◆ WHAT THE TASK REQUIRES
Write out every line of the material as it stands, apart from the pictures.

■ ■ ■ ■ ■ ■ ■

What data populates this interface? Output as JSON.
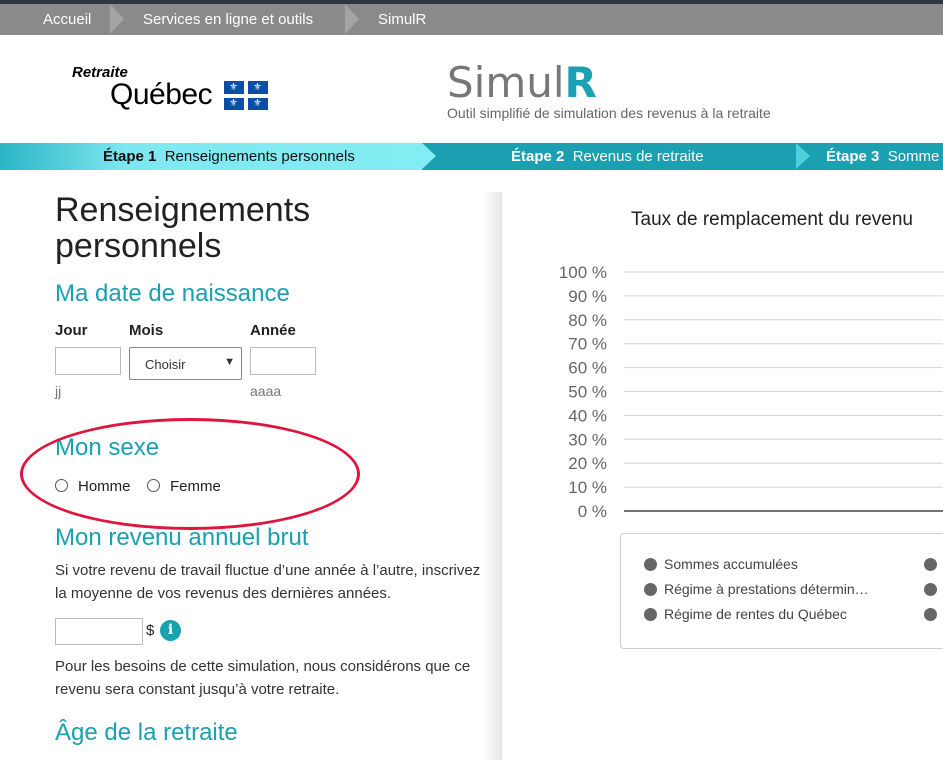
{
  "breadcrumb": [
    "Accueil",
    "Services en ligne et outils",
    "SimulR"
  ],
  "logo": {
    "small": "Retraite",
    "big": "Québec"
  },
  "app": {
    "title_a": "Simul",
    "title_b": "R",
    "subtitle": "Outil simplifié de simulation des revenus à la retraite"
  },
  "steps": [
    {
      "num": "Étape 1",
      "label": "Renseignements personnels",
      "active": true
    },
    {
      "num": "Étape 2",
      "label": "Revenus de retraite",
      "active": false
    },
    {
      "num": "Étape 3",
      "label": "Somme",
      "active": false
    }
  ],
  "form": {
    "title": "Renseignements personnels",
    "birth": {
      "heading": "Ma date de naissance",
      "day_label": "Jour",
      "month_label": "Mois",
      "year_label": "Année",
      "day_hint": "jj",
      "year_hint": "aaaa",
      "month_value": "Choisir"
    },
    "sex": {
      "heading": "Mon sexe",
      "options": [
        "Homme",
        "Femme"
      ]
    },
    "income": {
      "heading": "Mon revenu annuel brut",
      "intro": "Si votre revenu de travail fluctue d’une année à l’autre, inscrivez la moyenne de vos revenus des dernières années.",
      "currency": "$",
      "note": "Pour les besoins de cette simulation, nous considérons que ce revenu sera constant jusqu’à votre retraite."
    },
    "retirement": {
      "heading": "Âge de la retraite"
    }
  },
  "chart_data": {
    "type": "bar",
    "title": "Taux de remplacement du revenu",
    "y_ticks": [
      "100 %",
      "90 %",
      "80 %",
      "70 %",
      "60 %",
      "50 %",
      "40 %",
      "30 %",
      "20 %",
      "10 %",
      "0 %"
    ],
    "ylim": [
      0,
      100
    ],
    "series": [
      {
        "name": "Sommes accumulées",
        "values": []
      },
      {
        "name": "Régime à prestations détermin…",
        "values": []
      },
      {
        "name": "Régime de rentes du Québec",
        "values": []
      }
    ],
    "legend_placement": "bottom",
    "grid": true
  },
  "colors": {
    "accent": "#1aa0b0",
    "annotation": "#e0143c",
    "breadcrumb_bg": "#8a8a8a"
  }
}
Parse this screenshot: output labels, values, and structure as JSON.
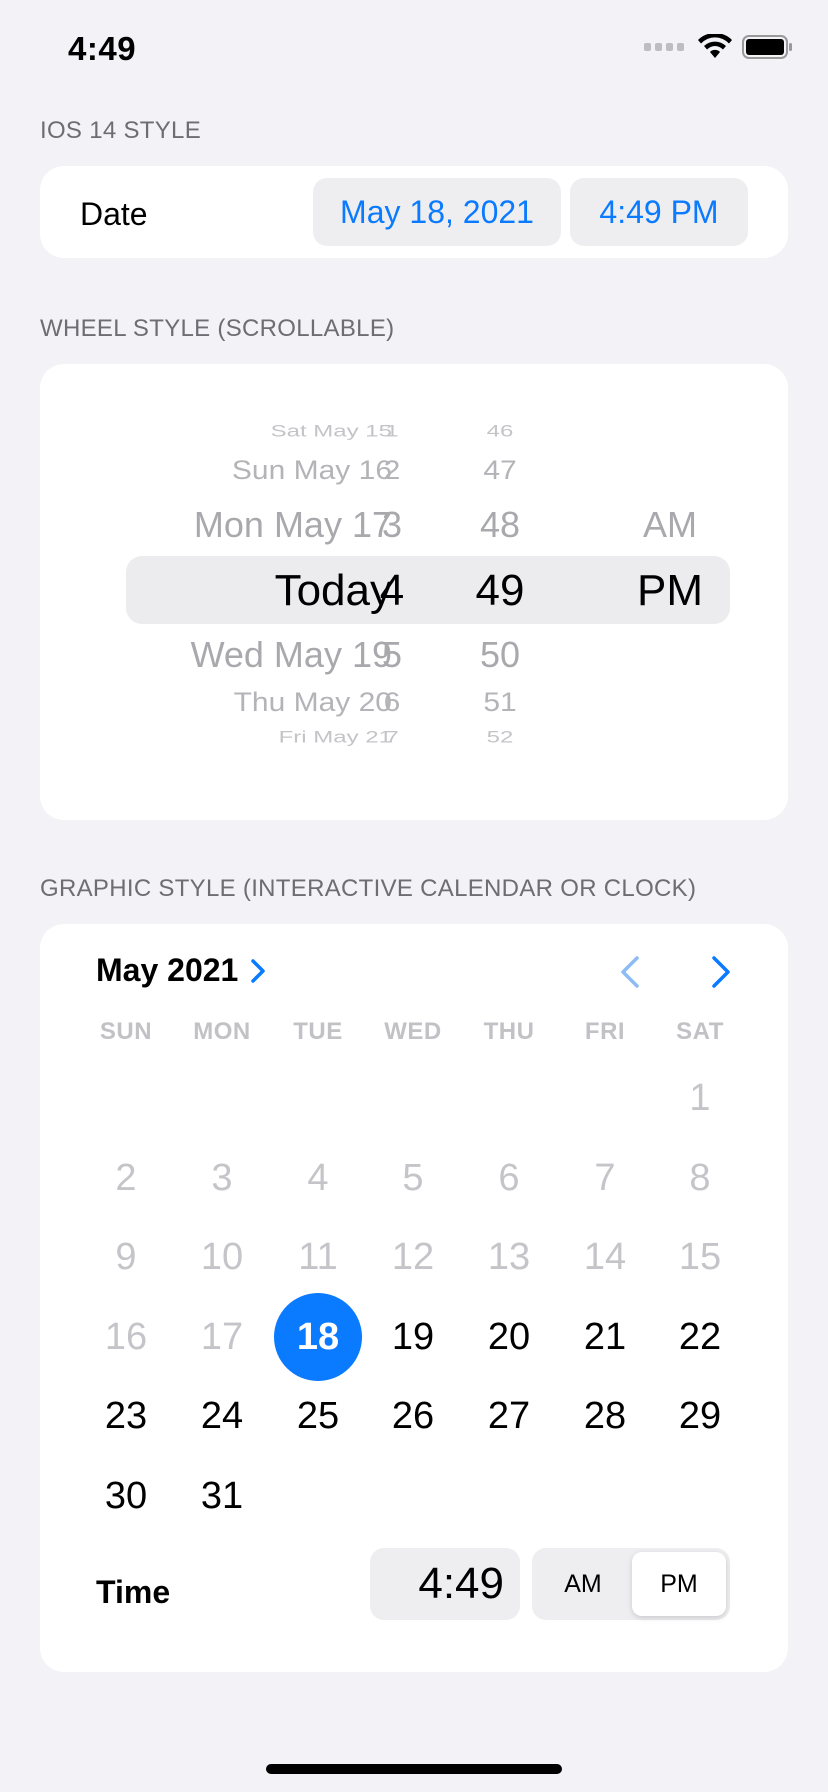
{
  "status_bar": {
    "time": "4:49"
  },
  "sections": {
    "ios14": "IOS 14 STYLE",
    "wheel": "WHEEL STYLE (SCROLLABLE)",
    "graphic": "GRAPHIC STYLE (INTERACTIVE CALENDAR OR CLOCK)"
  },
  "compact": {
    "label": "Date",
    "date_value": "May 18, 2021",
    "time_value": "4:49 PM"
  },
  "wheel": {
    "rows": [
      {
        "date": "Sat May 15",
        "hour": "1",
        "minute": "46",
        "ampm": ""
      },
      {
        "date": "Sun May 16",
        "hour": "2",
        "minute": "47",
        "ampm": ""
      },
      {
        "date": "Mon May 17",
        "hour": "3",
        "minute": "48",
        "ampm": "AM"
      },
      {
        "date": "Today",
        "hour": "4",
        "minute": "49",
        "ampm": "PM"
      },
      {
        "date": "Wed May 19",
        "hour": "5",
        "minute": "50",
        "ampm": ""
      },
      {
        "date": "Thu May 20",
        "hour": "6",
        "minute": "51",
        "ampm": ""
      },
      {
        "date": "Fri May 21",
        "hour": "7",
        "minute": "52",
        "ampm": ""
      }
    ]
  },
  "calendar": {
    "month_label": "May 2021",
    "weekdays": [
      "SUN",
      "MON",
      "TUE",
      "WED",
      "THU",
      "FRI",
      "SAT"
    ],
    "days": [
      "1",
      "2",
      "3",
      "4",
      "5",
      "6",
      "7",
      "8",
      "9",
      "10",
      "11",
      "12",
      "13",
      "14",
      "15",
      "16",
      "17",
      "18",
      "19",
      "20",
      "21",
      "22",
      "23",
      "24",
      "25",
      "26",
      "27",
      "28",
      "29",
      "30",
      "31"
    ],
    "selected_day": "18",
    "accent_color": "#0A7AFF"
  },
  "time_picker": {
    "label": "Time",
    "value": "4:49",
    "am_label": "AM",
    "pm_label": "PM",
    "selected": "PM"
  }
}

■ ■ ■ ■ ■ ■ ■

◆ SOLUTION TO THE EXERCISE
What data populates this interface? Output as JSON.
{
  "breadcrumb": [
    "Accueil",
    "Services en ligne et outils",
    "SimulR"
  ],
  "logo": {
    "small": "Retraite",
    "big": "Québec"
  },
  "app": {
    "title_a": "Simul",
    "title_b": "R",
    "subtitle": "Outil simplifié de simulation des revenus à la retraite"
  },
  "steps": [
    {
      "num": "Étape 1",
      "label": "Renseignements personnels",
      "active": true
    },
    {
      "num": "Étape 2",
      "label": "Revenus de retraite",
      "active": false
    },
    {
      "num": "Étape 3",
      "label": "Somme",
      "active": false
    }
  ],
  "form": {
    "title": "Renseignements personnels",
    "birth": {
      "heading": "Ma date de naissance",
      "day_label": "Jour",
      "month_label": "Mois",
      "year_label": "Année",
      "day_hint": "jj",
      "year_hint": "aaaa",
      "month_value": "Choisir"
    },
    "sex": {
      "heading": "Mon sexe",
      "options": [
        "Homme",
        "Femme"
      ]
    },
    "income": {
      "heading": "Mon revenu annuel brut",
      "intro": "Si votre revenu de travail fluctue d’une année à l’autre, inscrivez la moyenne de vos revenus des dernières années.",
      "currency": "$",
      "note": "Pour les besoins de cette simulation, nous considérons que ce revenu sera constant jusqu’à votre retraite."
    },
    "retirement": {
      "heading": "Âge de la retraite"
    }
  },
  "chart_data": {
    "type": "bar",
    "title": "Taux de remplacement du revenu",
    "y_ticks": [
      "100 %",
      "90 %",
      "80 %",
      "70 %",
      "60 %",
      "50 %",
      "40 %",
      "30 %",
      "20 %",
      "10 %",
      "0 %"
    ],
    "ylim": [
      0,
      100
    ],
    "series": [
      {
        "name": "Sommes accumulées",
        "values": []
      },
      {
        "name": "Régime à prestations détermin…",
        "values": []
      },
      {
        "name": "Régime de rentes du Québec",
        "values": []
      }
    ],
    "legend_placement": "bottom",
    "grid": true
  },
  "colors": {
    "accent": "#1aa0b0",
    "annotation": "#e0143c",
    "breadcrumb_bg": "#8a8a8a"
  }
}
Parse this screenshot: output labels, values, and structure as JSON.
{
  "status_bar": {
    "time": "4:49"
  },
  "sections": {
    "ios14": "IOS 14 STYLE",
    "wheel": "WHEEL STYLE (SCROLLABLE)",
    "graphic": "GRAPHIC STYLE (INTERACTIVE CALENDAR OR CLOCK)"
  },
  "compact": {
    "label": "Date",
    "date_value": "May 18, 2021",
    "time_value": "4:49 PM"
  },
  "wheel": {
    "rows": [
      {
        "date": "Sat May 15",
        "hour": "1",
        "minute": "46",
        "ampm": ""
      },
      {
        "date": "Sun May 16",
        "hour": "2",
        "minute": "47",
        "ampm": ""
      },
      {
        "date": "Mon May 17",
        "hour": "3",
        "minute": "48",
        "ampm": "AM"
      },
      {
        "date": "Today",
        "hour": "4",
        "minute": "49",
        "ampm": "PM"
      },
      {
        "date": "Wed May 19",
        "hour": "5",
        "minute": "50",
        "ampm": ""
      },
      {
        "date": "Thu May 20",
        "hour": "6",
        "minute": "51",
        "ampm": ""
      },
      {
        "date": "Fri May 21",
        "hour": "7",
        "minute": "52",
        "ampm": ""
      }
    ]
  },
  "calendar": {
    "month_label": "May 2021",
    "weekdays": [
      "SUN",
      "MON",
      "TUE",
      "WED",
      "THU",
      "FRI",
      "SAT"
    ],
    "days": [
      "1",
      "2",
      "3",
      "4",
      "5",
      "6",
      "7",
      "8",
      "9",
      "10",
      "11",
      "12",
      "13",
      "14",
      "15",
      "16",
      "17",
      "18",
      "19",
      "20",
      "21",
      "22",
      "23",
      "24",
      "25",
      "26",
      "27",
      "28",
      "29",
      "30",
      "31"
    ],
    "selected_day": "18",
    "accent_color": "#0A7AFF"
  },
  "time_picker": {
    "label": "Time",
    "value": "4:49",
    "am_label": "AM",
    "pm_label": "PM",
    "selected": "PM"
  }
}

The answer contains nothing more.